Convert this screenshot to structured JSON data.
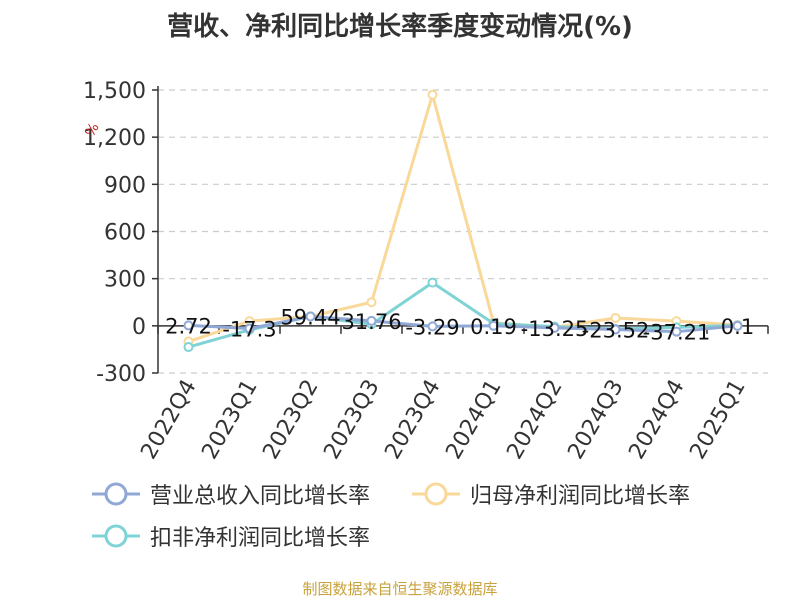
{
  "title": "营收、净利同比增长率季度变动情况(%)",
  "source": "制图数据来自恒生聚源数据库",
  "colors": {
    "revenue": "#8fa8d6",
    "net_profit": "#f9d89a",
    "deducted_profit": "#7fd3d4",
    "axis": "#333333",
    "grid": "#cccccc"
  },
  "chart_data": {
    "type": "line",
    "title": "营收、净利同比增长率季度变动情况(%)",
    "y_unit": "%",
    "categories": [
      "2022Q4",
      "2023Q1",
      "2023Q2",
      "2023Q3",
      "2023Q4",
      "2024Q1",
      "2024Q2",
      "2024Q3",
      "2024Q4",
      "2025Q1"
    ],
    "yticks": [
      -300,
      0,
      300,
      600,
      900,
      1200,
      1500
    ],
    "yticks_labels": [
      "-300",
      "0",
      "300",
      "600",
      "900",
      "1,200",
      "1,500"
    ],
    "ylim": [
      -300,
      1500
    ],
    "grid": true,
    "legend_position": "bottom",
    "series": [
      {
        "name": "营业总收入同比增长率",
        "key": "revenue",
        "values": [
          2.72,
          -17.3,
          59.44,
          31.76,
          -3.29,
          0.19,
          -13.25,
          -23.52,
          -37.21,
          0.1
        ],
        "labels": [
          "2.72",
          "-17.3",
          "59.44",
          "31.76",
          "-3.29",
          "0.19",
          "-13.25",
          "-23.52",
          "-37.21",
          "0.1"
        ]
      },
      {
        "name": "归母净利润同比增长率",
        "key": "net_profit",
        "values": [
          -100,
          30,
          60,
          150,
          1470,
          20,
          -10,
          50,
          30,
          5
        ]
      },
      {
        "name": "扣非净利润同比增长率",
        "key": "deducted_profit",
        "values": [
          -135,
          -25,
          60,
          10,
          275,
          15,
          -5,
          -20,
          -10,
          3
        ]
      }
    ]
  }
}
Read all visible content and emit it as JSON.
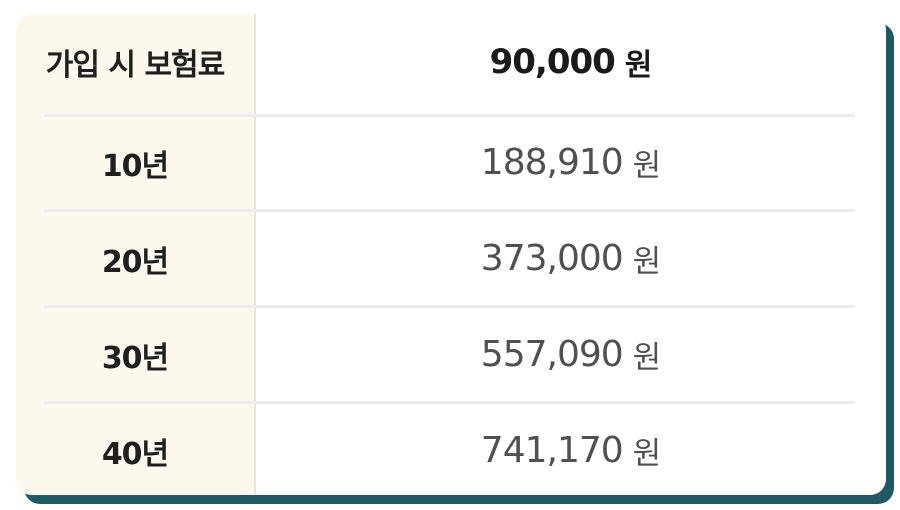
{
  "table": {
    "header": {
      "label": "가입 시 보험료",
      "amount": "90,000",
      "unit": "원"
    },
    "rows": [
      {
        "label": "10년",
        "amount": "188,910",
        "unit": "원"
      },
      {
        "label": "20년",
        "amount": "373,000",
        "unit": "원"
      },
      {
        "label": "30년",
        "amount": "557,090",
        "unit": "원"
      },
      {
        "label": "40년",
        "amount": "741,170",
        "unit": "원"
      }
    ]
  },
  "colors": {
    "card_shadow": "#1e5a66",
    "label_column_bg": "#fdf8ec",
    "divider": "#ececec",
    "header_text": "#1a1a1a",
    "value_text": "#505050"
  }
}
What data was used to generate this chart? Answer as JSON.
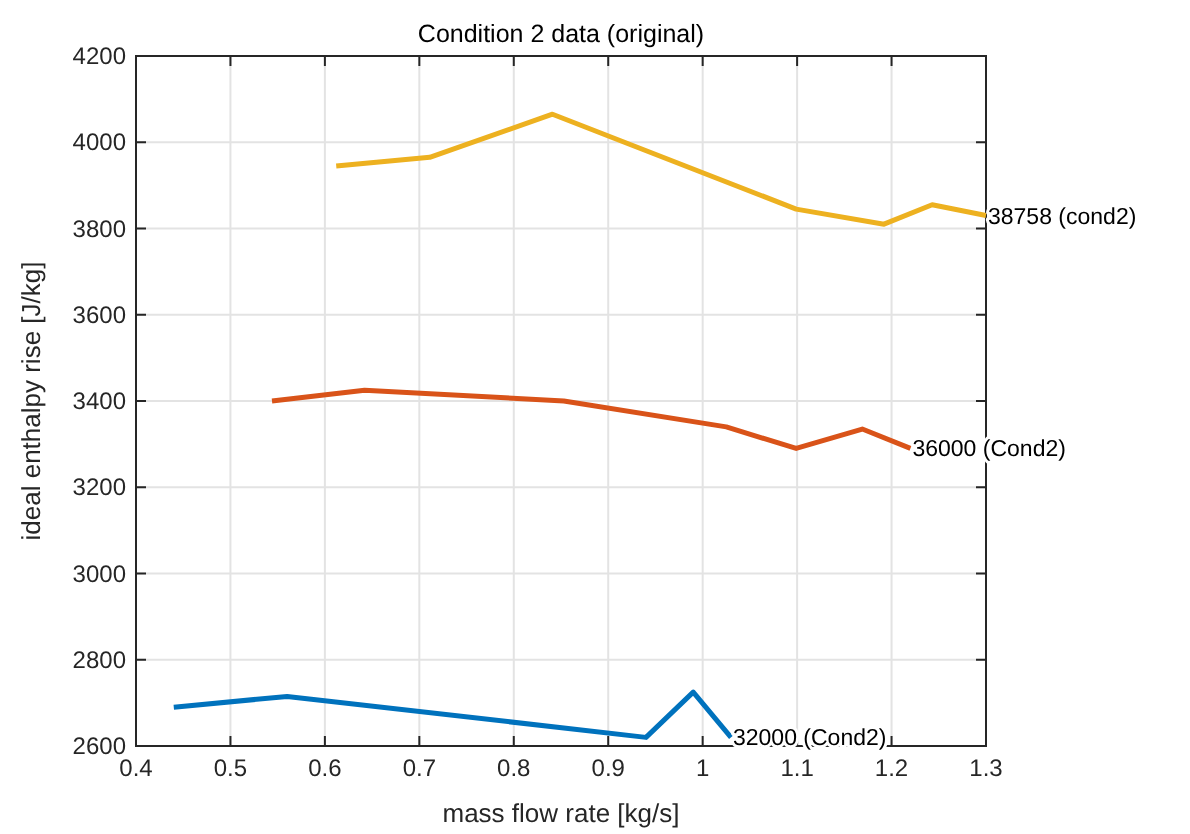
{
  "chart_data": {
    "type": "line",
    "title": "Condition 2 data (original)",
    "xlabel": "mass flow rate [kg/s]",
    "ylabel": "ideal enthalpy rise [J/kg]",
    "xlim": [
      0.4,
      1.3
    ],
    "xticks": [
      0.4,
      0.5,
      0.6,
      0.7,
      0.8,
      0.9,
      1,
      1.1,
      1.2,
      1.3
    ],
    "ylim": [
      2600,
      4200
    ],
    "yticks": [
      2600,
      2800,
      3000,
      3200,
      3400,
      3600,
      3800,
      4000,
      4200
    ],
    "grid": true,
    "series": [
      {
        "name": "32000 (Cond2)",
        "color": "#0072bd",
        "x": [
          0.44,
          0.56,
          0.94,
          0.99,
          1.03
        ],
        "values": [
          2690,
          2715,
          2620,
          2725,
          2620
        ]
      },
      {
        "name": "36000 (Cond2)",
        "color": "#d95319",
        "x": [
          0.544,
          0.642,
          0.853,
          1.025,
          1.099,
          1.169,
          1.22
        ],
        "values": [
          3400,
          3425,
          3400,
          3340,
          3290,
          3335,
          3290
        ]
      },
      {
        "name": "38758  (cond2)",
        "color": "#edb120",
        "x": [
          0.612,
          0.711,
          0.841,
          1.099,
          1.192,
          1.243,
          1.3
        ],
        "values": [
          3945,
          3965,
          4065,
          3845,
          3810,
          3855,
          3830
        ]
      }
    ]
  }
}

+ + + +

Stated exercise:
The pictures should not be reproduced; quote all of the other material exactly.

Finished task:
Convert this screenshot to structured JSON data.
{
  "title": "营收、净利同比增长率季度变动情况(%)",
  "source": "制图数据来自恒生聚源数据库",
  "colors": {
    "revenue": "#8fa8d6",
    "net_profit": "#f9d89a",
    "deducted_profit": "#7fd3d4",
    "axis": "#333333",
    "grid": "#cccccc"
  },
  "chart_data": {
    "type": "line",
    "title": "营收、净利同比增长率季度变动情况(%)",
    "y_unit": "%",
    "categories": [
      "2022Q4",
      "2023Q1",
      "2023Q2",
      "2023Q3",
      "2023Q4",
      "2024Q1",
      "2024Q2",
      "2024Q3",
      "2024Q4",
      "2025Q1"
    ],
    "yticks": [
      -300,
      0,
      300,
      600,
      900,
      1200,
      1500
    ],
    "yticks_labels": [
      "-300",
      "0",
      "300",
      "600",
      "900",
      "1,200",
      "1,500"
    ],
    "ylim": [
      -300,
      1500
    ],
    "grid": true,
    "legend_position": "bottom",
    "series": [
      {
        "name": "营业总收入同比增长率",
        "key": "revenue",
        "values": [
          2.72,
          -17.3,
          59.44,
          31.76,
          -3.29,
          0.19,
          -13.25,
          -23.52,
          -37.21,
          0.1
        ],
        "labels": [
          "2.72",
          "-17.3",
          "59.44",
          "31.76",
          "-3.29",
          "0.19",
          "-13.25",
          "-23.52",
          "-37.21",
          "0.1"
        ]
      },
      {
        "name": "归母净利润同比增长率",
        "key": "net_profit",
        "values": [
          -100,
          30,
          60,
          150,
          1470,
          20,
          -10,
          50,
          30,
          5
        ]
      },
      {
        "name": "扣非净利润同比增长率",
        "key": "deducted_profit",
        "values": [
          -135,
          -25,
          60,
          10,
          275,
          15,
          -5,
          -20,
          -10,
          3
        ]
      }
    ]
  }
}
Read all visible content and emit it as JSON.
{
  "table": {
    "header": {
      "label": "가입 시 보험료",
      "amount": "90,000",
      "unit": "원"
    },
    "rows": [
      {
        "label": "10년",
        "amount": "188,910",
        "unit": "원"
      },
      {
        "label": "20년",
        "amount": "373,000",
        "unit": "원"
      },
      {
        "label": "30년",
        "amount": "557,090",
        "unit": "원"
      },
      {
        "label": "40년",
        "amount": "741,170",
        "unit": "원"
      }
    ]
  },
  "colors": {
    "card_shadow": "#1e5a66",
    "label_column_bg": "#fdf8ec",
    "divider": "#ececec",
    "header_text": "#1a1a1a",
    "value_text": "#505050"
  }
}
What data was used to generate this chart? Answer as JSON.
{
  "chart_data": {
    "type": "line",
    "title": "Condition 2 data (original)",
    "xlabel": "mass flow rate [kg/s]",
    "ylabel": "ideal enthalpy rise [J/kg]",
    "xlim": [
      0.4,
      1.3
    ],
    "xticks": [
      0.4,
      0.5,
      0.6,
      0.7,
      0.8,
      0.9,
      1,
      1.1,
      1.2,
      1.3
    ],
    "ylim": [
      2600,
      4200
    ],
    "yticks": [
      2600,
      2800,
      3000,
      3200,
      3400,
      3600,
      3800,
      4000,
      4200
    ],
    "grid": true,
    "series": [
      {
        "name": "32000 (Cond2)",
        "color": "#0072bd",
        "x": [
          0.44,
          0.56,
          0.94,
          0.99,
          1.03
        ],
        "values": [
          2690,
          2715,
          2620,
          2725,
          2620
        ]
      },
      {
        "name": "36000 (Cond2)",
        "color": "#d95319",
        "x": [
          0.544,
          0.642,
          0.853,
          1.025,
          1.099,
          1.169,
          1.22
        ],
        "values": [
          3400,
          3425,
          3400,
          3340,
          3290,
          3335,
          3290
        ]
      },
      {
        "name": "38758  (cond2)",
        "color": "#edb120",
        "x": [
          0.612,
          0.711,
          0.841,
          1.099,
          1.192,
          1.243,
          1.3
        ],
        "values": [
          3945,
          3965,
          4065,
          3845,
          3810,
          3855,
          3830
        ]
      }
    ]
  }
}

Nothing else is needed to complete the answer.